**** Passage to read

At the very least, Jin and Aruto had some kind of history. Fuwa and Naki literally just met… What? A few days ago? Sure, they were in his head, but he didn’t know that, and they were deprived of any awareness during that time. They only ‘met’ when they were both capable of being aware of each other—when Fuwa knew they were there and Naki’s personality resurfaced. He spends the majority of the time rejecting their presence (understandably so), until, suddenly… Poof! Magically, they get along for one fight.
While I can buy that, maybe, w/ some assumptions of what happened offscreen, going on adrenalin, fire-forged friends, or something… We then very quickly fast forward to them being removed from his head and he’s… Just as magically able to break the Ark’s control?
I’m sorry, what?
The only way I can justify it even semi-logically was that the ‘control’ was easy to disrupt bc it was so new, that Naki had only actually been connected for a few moments, or maybe that the Ark wasn’t as invested in keeping control of Naki as she seems to be w/ Horobi. That maybe Naki and Raiden/Ikazuchi are ‘less important’ to her plans, so she doesn’t really ‘care’ as much. That’s the only way it makes any sense that it would happen that easily, just bc some dude they’ve only really known for a day was kind of loud. Yes, they were in his head and objectively know about him, but that’s not really a ‘relationship,’ that’s more like the FBI agent watching you through your webcam or something. They weren’t capable of being emotionally invested in his life, they just knew the data.
I feel like this would all feel less abrupt if, again, it had been paced out more. If we’d seen Naki and Fuwa develop and get used to each other. If we’d seen them impacting each other and getting to know themselves and other characters a bit more. As it was, it just felt like they had a few scenes and magically were supposed to be a deep relationship? I dunno. Maybe I’m overthinking bc I’m grumpy about one of my favourite relationships getting shafted, but it just feels very… Chopped and rushed to me. Naki’s implementation doesn’t feel natural, it feels like they… I dunno, condensed a proper character arc and introduction. Same thing they did to Raiden/Ikazuchi, really, just… Minus the dying.
So… Basically… Takahashi’s ‘broad strokes’ and ‘connect the dots’ style strikes again for me. I dunno. The relationships they seem to suddenly want to focus on feel like they’re just jumping from ‘level’ to ‘level’ w/out bothering to justify development, while the relationships that seem to have been actually developing (like, say, Horobi and Fuwa, and Izu and Fuwa, a little bit, and kinda Aruto and Fuwa, what w/ the whole Aruto still not being allowed to show concern for Fuwa… did he even notice Fuwa was missing???), seem like they’re being brushed aside.

********

• _Problem details_
Quote the commentary on Fuwa and Naki word for word, starting with "At the very" and going on through "the Ark’s control?".

**** Provided material

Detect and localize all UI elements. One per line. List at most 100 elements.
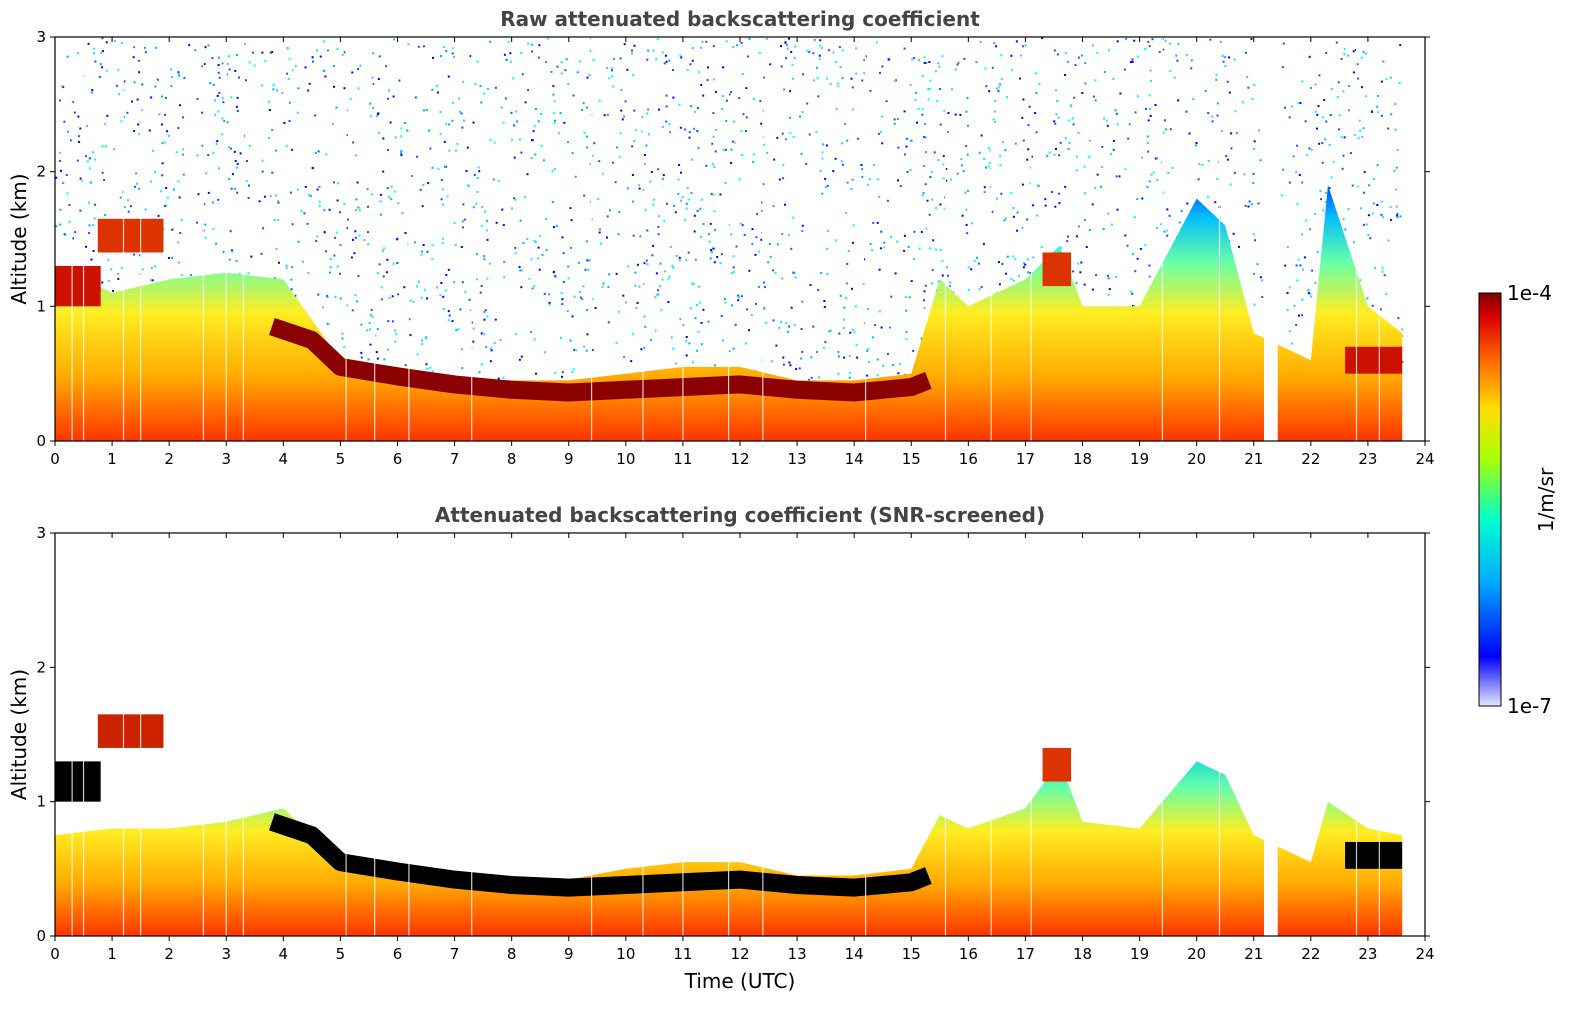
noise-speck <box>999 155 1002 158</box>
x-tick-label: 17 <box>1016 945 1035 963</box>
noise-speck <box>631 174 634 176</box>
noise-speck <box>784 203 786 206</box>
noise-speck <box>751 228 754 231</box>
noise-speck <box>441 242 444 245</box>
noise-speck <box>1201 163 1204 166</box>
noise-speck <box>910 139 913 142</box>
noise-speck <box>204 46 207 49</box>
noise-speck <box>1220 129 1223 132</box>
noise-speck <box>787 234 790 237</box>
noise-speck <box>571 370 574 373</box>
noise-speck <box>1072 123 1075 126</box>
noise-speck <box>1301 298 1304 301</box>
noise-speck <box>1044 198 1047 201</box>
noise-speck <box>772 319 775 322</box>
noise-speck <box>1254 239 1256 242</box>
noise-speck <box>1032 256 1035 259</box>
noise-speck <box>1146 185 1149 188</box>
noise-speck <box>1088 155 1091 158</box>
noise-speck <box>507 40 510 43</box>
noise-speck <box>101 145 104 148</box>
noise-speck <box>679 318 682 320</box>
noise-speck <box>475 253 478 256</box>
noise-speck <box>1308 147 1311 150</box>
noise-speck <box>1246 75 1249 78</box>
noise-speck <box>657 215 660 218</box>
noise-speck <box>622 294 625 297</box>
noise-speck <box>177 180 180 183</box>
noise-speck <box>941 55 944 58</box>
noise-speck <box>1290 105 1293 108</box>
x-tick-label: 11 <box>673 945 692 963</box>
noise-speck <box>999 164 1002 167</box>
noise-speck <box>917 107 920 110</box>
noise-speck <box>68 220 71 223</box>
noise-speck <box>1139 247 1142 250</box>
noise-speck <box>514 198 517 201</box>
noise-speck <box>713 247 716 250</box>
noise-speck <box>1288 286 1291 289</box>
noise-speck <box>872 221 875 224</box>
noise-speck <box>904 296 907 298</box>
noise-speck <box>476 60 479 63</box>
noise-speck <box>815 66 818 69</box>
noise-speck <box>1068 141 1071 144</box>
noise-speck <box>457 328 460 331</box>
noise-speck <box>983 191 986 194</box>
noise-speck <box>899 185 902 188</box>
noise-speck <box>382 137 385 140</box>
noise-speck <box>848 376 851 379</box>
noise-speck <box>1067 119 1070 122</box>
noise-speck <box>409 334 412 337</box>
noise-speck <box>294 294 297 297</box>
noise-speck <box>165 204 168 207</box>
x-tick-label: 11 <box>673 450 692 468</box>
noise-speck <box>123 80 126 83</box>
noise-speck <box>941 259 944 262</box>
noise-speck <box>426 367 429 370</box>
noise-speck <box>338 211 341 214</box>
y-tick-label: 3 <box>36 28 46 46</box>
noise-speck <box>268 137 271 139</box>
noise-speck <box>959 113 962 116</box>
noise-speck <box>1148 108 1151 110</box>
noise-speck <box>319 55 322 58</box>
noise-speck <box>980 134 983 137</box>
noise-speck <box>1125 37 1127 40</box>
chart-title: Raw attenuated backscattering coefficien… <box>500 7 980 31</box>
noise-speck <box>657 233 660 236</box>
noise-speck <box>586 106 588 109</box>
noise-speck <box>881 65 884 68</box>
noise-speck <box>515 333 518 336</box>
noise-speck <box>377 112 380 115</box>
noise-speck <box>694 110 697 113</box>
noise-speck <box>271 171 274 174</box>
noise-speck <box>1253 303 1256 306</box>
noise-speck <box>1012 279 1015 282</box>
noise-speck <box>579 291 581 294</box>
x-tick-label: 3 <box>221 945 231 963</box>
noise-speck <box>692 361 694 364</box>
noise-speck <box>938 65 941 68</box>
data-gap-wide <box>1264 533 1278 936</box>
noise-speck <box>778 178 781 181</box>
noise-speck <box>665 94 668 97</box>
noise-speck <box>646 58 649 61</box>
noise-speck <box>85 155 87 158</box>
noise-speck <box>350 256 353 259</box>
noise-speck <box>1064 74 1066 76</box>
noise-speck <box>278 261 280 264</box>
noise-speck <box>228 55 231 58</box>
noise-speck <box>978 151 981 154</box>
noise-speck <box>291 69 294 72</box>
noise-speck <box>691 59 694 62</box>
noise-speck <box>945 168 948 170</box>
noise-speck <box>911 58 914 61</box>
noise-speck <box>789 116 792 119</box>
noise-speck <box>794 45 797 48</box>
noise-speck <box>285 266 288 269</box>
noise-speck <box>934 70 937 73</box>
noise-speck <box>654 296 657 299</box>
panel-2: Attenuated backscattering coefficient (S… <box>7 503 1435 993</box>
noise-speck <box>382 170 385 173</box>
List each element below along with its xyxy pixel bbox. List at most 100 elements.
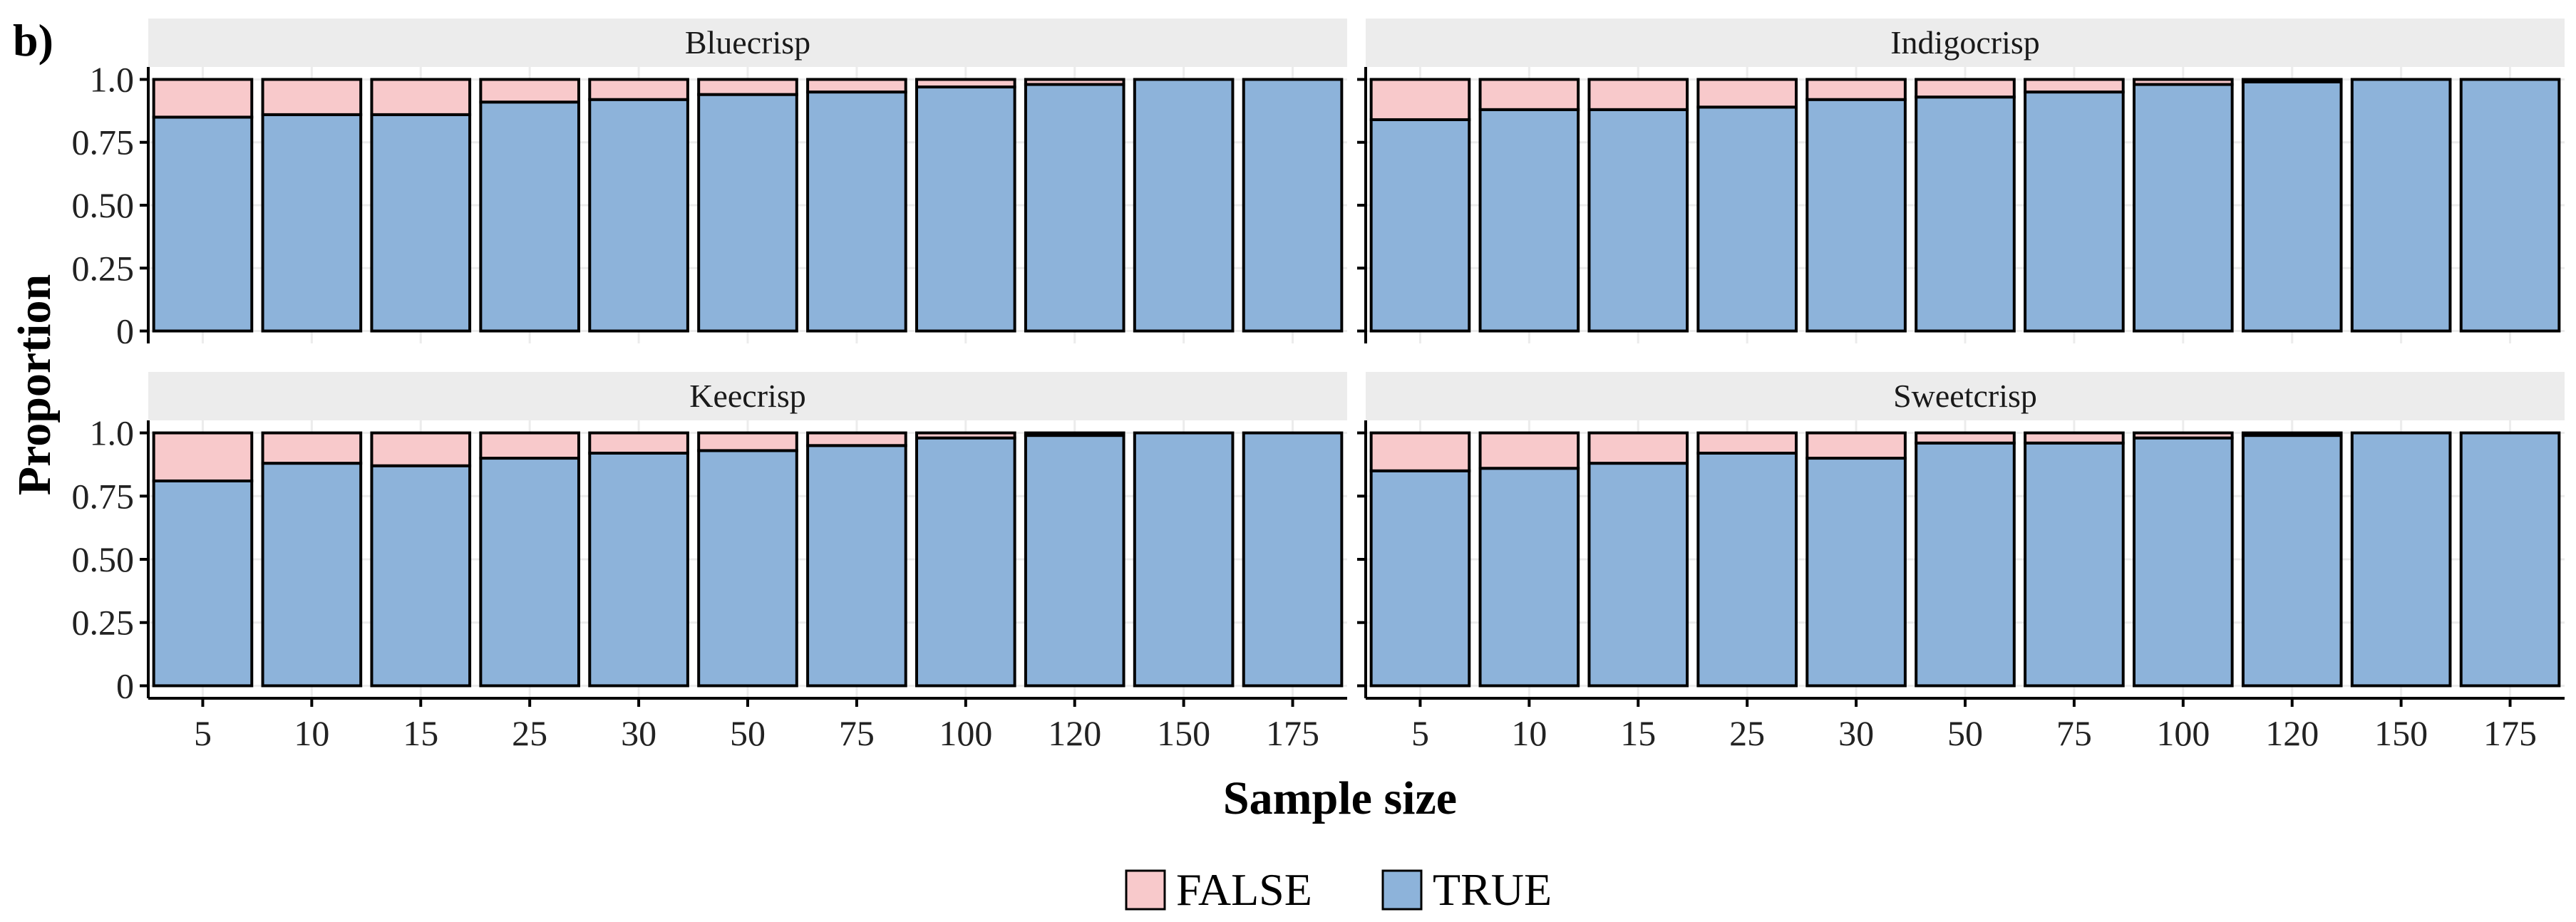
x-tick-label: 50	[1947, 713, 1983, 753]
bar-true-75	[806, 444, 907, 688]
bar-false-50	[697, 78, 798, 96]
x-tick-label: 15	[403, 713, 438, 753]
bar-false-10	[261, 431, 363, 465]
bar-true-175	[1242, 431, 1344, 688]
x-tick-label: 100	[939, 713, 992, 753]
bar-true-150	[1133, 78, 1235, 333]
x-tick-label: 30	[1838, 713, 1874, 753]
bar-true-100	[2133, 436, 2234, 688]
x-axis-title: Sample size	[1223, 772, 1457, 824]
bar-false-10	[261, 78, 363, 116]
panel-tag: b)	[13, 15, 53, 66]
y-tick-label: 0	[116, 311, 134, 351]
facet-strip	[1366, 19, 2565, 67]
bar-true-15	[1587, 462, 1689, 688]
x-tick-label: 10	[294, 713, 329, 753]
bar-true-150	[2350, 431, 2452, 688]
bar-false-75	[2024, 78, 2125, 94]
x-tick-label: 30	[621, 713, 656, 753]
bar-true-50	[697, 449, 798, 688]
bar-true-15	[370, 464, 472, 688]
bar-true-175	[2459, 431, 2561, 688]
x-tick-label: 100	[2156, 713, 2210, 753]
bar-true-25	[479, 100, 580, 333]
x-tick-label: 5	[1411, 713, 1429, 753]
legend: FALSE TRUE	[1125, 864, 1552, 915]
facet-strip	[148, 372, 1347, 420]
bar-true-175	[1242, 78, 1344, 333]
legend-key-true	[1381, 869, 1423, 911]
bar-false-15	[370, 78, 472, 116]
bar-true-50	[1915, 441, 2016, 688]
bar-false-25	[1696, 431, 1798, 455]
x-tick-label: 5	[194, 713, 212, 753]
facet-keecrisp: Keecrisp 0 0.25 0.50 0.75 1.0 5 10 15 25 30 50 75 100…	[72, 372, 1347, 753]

********

• _Task result_
At the very least, Jin and Aruto had some kind of history. Fuwa and Naki literally just met… What? A few days ago? Sure, they were in his head, but he didn’t know that, and they were deprived of any awareness during that time. They only ‘met’ when they were both capable of being aware of each other—when Fuwa knew they were there and Naki’s personality resurfaced. He spends the majority of the time rejecting their presence (understandably so), until, suddenly… Poof! Magically, they get along for one fight.
While I can buy that, maybe, w/ some assumptions of what happened offscreen, going on adrenalin, fire-forged friends, or something… We then very quickly fast forward to them being removed from his head and he’s… Just as magically able to break the Ark’s control?